» What to produce:
Here are some records; return them all exactly.

* START Stored records *

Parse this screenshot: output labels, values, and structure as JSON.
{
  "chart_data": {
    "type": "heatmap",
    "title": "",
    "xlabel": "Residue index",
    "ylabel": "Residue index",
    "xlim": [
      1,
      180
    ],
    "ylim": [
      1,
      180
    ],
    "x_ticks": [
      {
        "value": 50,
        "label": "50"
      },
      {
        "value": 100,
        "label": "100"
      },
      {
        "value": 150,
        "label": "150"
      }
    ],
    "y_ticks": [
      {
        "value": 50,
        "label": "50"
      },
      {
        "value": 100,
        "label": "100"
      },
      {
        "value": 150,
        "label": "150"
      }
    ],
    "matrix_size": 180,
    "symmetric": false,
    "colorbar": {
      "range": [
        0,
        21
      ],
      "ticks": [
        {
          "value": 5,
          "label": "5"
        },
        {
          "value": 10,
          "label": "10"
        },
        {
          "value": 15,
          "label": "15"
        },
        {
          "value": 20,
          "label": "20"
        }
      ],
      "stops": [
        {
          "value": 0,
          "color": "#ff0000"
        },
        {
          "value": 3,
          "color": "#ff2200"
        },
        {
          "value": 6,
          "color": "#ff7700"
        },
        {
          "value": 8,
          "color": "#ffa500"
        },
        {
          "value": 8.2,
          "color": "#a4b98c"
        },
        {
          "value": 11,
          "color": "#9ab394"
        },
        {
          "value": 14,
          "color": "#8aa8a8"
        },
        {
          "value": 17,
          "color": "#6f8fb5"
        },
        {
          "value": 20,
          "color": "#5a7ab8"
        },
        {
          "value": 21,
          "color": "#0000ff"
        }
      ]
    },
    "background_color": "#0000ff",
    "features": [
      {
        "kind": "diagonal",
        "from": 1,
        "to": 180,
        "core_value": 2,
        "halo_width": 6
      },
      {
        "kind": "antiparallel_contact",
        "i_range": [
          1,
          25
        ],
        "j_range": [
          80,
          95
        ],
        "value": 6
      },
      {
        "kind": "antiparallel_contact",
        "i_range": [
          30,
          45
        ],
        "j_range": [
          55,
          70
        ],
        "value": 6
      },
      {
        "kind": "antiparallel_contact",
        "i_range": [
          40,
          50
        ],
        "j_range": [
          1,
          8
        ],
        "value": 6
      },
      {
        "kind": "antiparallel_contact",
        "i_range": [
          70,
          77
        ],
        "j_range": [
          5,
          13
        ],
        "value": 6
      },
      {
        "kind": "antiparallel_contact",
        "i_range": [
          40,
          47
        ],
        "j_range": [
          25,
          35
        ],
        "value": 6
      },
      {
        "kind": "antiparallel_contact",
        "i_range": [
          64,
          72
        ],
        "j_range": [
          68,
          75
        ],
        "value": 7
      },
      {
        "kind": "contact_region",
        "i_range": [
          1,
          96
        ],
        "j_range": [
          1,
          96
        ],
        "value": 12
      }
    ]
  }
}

* END Stored records *

» The result:
Parse this screenshot: output labels, values, and structure as JSON.
{
  "chart_data": {
    "type": "heatmap",
    "title": "",
    "xlabel": "Residue index",
    "ylabel": "Residue index",
    "xlim": [
      1,
      180
    ],
    "ylim": [
      1,
      180
    ],
    "x_ticks": [
      {
        "value": 50,
        "label": "50"
      },
      {
        "value": 100,
        "label": "100"
      },
      {
        "value": 150,
        "label": "150"
      }
    ],
    "y_ticks": [
      {
        "value": 50,
        "label": "50"
      },
      {
        "value": 100,
        "label": "100"
      },
      {
        "value": 150,
        "label": "150"
      }
    ],
    "matrix_size": 180,
    "symmetric": false,
    "colorbar": {
      "range": [
        0,
        21
      ],
      "ticks": [
        {
          "value": 5,
          "label": "5"
        },
        {
          "value": 10,
          "label": "10"
        },
        {
          "value": 15,
          "label": "15"
        },
        {
          "value": 20,
          "label": "20"
        }
      ],
      "stops": [
        {
          "value": 0,
          "color": "#ff0000"
        },
        {
          "value": 3,
          "color": "#ff2200"
        },
        {
          "value": 6,
          "color": "#ff7700"
        },
        {
          "value": 8,
          "color": "#ffa500"
        },
        {
          "value": 8.2,
          "color": "#a4b98c"
        },
        {
          "value": 11,
          "color": "#9ab394"
        },
        {
          "value": 14,
          "color": "#8aa8a8"
        },
        {
          "value": 17,
          "color": "#6f8fb5"
        },
        {
          "value": 20,
          "color": "#5a7ab8"
        },
        {
          "value": 21,
          "color": "#0000ff"
        }
      ]
    },
    "background_color": "#0000ff",
    "features": [
      {
        "kind": "diagonal",
        "from": 1,
        "to": 180,
        "core_value": 2,
        "halo_width": 6
      },
      {
        "kind": "antiparallel_contact",
        "i_range": [
          1,
          25
        ],
        "j_range": [
          80,
          95
        ],
        "value": 6
      },
      {
        "kind": "antiparallel_contact",
        "i_range": [
          30,
          45
        ],
        "j_range": [
          55,
          70
        ],
        "value": 6
      },
      {
        "kind": "antiparallel_contact",
        "i_range": [
          40,
          50
        ],
        "j_range": [
          1,
          8
        ],
        "value": 6
      },
      {
        "kind": "antiparallel_contact",
        "i_range": [
          70,
          77
        ],
        "j_range": [
          5,
          13
        ],
        "value": 6
      },
      {
        "kind": "antiparallel_contact",
        "i_range": [
          40,
          47
        ],
        "j_range": [
          25,
          35
        ],
        "value": 6
      },
      {
        "kind": "antiparallel_contact",
        "i_range": [
          64,
          72
        ],
        "j_range": [
          68,
          75
        ],
        "value": 7
      },
      {
        "kind": "contact_region",
        "i_range": [
          1,
          96
        ],
        "j_range": [
          1,
          96
        ],
        "value": 12
      }
    ]
  }
}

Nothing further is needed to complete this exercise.